Count the lines below that contain the word "name", and give only that number.

%%

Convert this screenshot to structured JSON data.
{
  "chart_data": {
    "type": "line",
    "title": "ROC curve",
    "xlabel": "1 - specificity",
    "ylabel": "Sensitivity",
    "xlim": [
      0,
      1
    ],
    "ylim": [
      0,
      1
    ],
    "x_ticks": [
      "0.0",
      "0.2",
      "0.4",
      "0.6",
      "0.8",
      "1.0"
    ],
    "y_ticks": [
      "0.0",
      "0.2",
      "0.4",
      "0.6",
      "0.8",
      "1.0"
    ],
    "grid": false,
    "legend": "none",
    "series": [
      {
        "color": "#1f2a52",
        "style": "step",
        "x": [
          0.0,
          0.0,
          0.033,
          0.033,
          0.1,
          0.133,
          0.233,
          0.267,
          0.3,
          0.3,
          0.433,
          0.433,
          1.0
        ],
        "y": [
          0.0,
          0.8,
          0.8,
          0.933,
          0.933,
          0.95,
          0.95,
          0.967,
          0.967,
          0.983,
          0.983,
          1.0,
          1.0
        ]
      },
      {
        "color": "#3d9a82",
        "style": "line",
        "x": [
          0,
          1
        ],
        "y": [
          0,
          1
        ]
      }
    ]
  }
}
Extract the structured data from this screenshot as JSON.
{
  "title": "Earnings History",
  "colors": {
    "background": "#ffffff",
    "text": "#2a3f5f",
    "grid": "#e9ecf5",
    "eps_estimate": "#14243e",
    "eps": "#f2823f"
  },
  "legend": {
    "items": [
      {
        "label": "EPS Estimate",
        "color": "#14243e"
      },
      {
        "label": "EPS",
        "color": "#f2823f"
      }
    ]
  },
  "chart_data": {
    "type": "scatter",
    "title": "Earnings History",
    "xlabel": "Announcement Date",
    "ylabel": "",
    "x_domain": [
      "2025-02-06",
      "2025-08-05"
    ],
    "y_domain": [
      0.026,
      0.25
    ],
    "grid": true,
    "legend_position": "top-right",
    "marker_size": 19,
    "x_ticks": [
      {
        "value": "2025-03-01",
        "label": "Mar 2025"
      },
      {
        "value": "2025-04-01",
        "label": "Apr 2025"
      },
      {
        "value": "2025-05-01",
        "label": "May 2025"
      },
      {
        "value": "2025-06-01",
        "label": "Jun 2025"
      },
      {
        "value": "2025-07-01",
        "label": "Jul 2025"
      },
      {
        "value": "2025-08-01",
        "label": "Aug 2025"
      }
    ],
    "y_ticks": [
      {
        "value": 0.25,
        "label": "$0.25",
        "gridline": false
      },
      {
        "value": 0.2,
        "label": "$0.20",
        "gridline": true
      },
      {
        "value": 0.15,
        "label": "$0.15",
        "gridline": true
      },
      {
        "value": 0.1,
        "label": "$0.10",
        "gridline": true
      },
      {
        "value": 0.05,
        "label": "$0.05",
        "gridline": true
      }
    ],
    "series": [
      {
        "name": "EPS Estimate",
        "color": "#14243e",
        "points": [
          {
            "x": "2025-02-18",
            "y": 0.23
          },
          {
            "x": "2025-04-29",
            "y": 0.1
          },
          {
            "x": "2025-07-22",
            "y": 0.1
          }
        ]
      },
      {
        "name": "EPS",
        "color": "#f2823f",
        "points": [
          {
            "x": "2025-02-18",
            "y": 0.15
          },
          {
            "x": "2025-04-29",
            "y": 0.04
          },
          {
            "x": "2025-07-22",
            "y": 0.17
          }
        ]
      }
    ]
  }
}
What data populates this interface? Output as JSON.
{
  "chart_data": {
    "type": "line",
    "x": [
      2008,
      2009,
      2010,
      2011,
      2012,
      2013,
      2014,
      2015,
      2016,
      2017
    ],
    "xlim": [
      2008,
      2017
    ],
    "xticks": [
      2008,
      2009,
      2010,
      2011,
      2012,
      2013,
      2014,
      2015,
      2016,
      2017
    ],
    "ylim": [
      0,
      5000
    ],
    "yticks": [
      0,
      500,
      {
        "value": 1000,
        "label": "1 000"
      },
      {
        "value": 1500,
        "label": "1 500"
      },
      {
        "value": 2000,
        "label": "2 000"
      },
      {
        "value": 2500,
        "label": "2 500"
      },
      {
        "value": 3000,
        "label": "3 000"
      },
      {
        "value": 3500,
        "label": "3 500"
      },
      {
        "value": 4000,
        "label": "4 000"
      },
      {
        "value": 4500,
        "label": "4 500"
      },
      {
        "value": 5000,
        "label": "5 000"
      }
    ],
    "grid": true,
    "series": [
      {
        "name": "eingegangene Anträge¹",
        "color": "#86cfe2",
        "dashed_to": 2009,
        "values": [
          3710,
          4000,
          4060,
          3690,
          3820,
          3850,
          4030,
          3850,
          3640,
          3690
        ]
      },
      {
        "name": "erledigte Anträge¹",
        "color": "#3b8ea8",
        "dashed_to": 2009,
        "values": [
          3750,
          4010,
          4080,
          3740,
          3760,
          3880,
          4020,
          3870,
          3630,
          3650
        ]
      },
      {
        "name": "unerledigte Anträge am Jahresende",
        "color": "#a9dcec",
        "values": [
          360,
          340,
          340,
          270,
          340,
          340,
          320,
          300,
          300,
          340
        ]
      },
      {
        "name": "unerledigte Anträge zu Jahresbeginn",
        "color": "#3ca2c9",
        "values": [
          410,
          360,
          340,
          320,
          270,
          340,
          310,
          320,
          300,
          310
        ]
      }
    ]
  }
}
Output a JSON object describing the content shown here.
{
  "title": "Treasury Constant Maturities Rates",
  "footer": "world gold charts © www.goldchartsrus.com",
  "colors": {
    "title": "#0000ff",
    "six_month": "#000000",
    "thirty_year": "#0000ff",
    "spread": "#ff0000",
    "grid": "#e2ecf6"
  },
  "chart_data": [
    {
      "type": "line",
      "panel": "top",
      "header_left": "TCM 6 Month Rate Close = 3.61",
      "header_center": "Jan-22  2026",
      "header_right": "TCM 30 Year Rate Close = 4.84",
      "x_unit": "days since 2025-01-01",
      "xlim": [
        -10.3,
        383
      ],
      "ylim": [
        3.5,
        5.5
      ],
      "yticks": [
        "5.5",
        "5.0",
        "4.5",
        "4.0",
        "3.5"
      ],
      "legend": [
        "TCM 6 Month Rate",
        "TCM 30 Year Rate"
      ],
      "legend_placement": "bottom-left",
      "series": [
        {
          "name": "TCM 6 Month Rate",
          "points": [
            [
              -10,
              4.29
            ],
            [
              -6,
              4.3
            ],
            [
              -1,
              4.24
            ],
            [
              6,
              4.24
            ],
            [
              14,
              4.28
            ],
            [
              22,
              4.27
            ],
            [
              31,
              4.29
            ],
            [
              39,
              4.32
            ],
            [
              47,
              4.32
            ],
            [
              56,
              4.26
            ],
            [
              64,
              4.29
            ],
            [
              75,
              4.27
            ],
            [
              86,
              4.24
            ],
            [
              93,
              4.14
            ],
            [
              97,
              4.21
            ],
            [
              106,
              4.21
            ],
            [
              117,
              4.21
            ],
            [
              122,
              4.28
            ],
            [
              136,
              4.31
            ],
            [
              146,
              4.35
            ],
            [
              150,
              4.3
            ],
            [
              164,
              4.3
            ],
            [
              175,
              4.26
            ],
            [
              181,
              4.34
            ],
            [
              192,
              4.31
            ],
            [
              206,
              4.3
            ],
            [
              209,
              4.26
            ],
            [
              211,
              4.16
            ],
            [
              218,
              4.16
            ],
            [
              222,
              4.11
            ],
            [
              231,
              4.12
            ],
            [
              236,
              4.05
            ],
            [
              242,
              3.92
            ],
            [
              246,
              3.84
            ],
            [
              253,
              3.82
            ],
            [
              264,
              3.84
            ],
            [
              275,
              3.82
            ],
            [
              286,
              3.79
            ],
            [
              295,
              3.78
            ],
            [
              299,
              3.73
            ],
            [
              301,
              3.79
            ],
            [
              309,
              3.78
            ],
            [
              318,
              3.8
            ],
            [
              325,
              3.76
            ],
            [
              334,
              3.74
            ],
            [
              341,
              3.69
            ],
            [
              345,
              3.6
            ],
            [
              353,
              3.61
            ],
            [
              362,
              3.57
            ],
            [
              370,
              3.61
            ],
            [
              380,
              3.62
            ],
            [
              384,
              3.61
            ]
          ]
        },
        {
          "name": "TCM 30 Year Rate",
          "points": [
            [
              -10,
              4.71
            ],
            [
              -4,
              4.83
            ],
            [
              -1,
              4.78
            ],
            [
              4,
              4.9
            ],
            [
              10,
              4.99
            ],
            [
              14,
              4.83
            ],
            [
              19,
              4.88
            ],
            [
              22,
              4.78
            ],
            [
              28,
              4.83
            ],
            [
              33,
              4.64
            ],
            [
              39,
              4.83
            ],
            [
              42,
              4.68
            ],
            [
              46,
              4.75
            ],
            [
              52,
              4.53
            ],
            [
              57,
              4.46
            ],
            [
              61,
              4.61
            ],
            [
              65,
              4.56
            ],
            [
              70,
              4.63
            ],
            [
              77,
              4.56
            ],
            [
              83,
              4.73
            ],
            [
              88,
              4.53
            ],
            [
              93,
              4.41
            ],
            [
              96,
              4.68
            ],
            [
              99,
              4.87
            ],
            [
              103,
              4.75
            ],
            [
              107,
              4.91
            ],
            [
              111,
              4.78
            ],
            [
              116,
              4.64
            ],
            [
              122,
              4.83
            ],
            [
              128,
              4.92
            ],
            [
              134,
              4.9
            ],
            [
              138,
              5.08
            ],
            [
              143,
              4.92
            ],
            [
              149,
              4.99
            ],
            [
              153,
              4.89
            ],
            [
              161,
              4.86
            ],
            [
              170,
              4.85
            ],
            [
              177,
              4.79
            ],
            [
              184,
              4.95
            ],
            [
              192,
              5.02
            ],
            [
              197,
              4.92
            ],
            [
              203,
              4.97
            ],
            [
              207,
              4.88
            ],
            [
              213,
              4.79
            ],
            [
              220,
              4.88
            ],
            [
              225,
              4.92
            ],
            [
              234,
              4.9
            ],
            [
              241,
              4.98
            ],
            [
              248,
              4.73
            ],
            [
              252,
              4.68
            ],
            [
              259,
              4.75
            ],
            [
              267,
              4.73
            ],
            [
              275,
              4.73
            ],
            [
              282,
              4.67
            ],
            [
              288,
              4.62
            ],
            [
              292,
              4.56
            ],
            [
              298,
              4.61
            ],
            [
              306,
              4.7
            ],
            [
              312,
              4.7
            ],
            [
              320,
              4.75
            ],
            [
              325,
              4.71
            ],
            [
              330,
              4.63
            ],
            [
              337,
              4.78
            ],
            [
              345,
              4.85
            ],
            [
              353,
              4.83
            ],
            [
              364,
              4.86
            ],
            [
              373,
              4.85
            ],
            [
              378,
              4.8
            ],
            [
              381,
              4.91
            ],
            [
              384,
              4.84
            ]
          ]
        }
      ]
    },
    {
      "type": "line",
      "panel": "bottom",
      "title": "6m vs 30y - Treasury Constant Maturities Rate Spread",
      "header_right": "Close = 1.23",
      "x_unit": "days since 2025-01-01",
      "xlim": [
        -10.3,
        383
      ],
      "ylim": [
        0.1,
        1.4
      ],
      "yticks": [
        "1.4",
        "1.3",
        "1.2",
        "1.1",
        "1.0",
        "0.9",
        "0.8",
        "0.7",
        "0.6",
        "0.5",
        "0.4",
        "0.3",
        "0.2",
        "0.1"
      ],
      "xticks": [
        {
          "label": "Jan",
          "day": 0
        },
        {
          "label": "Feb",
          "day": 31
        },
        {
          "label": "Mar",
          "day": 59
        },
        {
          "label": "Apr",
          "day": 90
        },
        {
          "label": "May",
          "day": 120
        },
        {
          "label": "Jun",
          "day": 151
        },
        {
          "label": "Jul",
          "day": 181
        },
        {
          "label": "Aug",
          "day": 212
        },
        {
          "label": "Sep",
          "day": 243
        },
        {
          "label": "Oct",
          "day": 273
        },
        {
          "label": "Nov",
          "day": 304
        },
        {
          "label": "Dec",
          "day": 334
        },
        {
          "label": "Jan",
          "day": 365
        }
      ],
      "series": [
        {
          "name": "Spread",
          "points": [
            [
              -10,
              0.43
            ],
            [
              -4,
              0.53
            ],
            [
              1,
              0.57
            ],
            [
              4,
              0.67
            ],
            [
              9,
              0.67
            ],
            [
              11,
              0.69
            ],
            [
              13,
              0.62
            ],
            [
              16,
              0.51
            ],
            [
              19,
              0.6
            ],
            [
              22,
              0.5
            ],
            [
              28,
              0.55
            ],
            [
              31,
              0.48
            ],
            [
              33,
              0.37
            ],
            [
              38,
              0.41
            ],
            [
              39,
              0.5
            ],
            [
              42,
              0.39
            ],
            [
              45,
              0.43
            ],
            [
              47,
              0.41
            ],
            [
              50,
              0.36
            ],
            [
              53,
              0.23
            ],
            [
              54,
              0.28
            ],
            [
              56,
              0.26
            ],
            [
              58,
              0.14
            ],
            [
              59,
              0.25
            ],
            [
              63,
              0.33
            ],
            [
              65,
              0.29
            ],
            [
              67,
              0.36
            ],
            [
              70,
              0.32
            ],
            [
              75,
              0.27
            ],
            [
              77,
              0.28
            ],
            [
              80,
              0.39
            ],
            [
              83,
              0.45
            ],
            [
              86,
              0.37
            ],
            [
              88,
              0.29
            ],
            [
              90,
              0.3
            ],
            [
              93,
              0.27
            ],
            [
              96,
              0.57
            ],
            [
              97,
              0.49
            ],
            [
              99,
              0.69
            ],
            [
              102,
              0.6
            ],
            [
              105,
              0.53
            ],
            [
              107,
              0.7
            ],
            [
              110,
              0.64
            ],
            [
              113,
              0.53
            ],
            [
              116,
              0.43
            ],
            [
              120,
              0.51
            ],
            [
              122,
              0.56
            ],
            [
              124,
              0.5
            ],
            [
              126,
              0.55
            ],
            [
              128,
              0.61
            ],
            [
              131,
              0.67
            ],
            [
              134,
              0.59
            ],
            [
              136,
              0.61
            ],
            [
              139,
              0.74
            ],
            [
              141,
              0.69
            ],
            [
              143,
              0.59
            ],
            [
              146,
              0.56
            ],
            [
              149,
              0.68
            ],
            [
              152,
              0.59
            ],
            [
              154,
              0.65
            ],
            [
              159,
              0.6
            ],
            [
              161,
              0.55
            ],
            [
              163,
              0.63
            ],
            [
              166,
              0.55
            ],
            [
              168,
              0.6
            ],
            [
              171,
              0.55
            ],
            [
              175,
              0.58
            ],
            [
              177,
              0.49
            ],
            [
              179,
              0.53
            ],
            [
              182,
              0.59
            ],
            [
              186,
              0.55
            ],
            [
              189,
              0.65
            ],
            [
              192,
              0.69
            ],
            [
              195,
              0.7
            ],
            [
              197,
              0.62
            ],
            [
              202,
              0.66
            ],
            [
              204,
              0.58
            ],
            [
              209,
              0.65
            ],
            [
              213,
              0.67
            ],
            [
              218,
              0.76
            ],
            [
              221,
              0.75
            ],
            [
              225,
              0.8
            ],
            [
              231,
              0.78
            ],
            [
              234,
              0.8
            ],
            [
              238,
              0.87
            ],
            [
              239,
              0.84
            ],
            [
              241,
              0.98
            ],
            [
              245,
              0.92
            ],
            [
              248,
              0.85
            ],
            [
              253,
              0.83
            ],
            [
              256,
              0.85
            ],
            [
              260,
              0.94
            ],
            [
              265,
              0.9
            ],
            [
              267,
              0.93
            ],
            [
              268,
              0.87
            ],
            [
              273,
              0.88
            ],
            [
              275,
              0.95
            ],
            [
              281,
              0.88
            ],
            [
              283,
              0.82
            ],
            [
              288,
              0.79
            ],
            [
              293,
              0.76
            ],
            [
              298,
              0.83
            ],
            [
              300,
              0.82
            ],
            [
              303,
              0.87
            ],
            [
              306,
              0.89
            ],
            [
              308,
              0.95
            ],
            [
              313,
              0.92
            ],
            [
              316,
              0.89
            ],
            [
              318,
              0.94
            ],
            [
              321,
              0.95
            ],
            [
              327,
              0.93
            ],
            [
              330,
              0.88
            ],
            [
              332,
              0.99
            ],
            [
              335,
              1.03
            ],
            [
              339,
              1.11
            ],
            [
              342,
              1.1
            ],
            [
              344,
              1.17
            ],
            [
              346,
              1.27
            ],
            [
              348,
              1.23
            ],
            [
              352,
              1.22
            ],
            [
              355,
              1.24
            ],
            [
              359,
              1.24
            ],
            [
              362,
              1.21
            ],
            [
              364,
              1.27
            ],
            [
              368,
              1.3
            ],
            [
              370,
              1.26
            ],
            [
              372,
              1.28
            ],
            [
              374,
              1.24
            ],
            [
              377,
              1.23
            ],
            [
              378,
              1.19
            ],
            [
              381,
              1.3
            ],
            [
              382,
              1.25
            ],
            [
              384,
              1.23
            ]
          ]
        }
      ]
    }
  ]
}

%%

RESPONSE FOR THIS EXERCISE:
9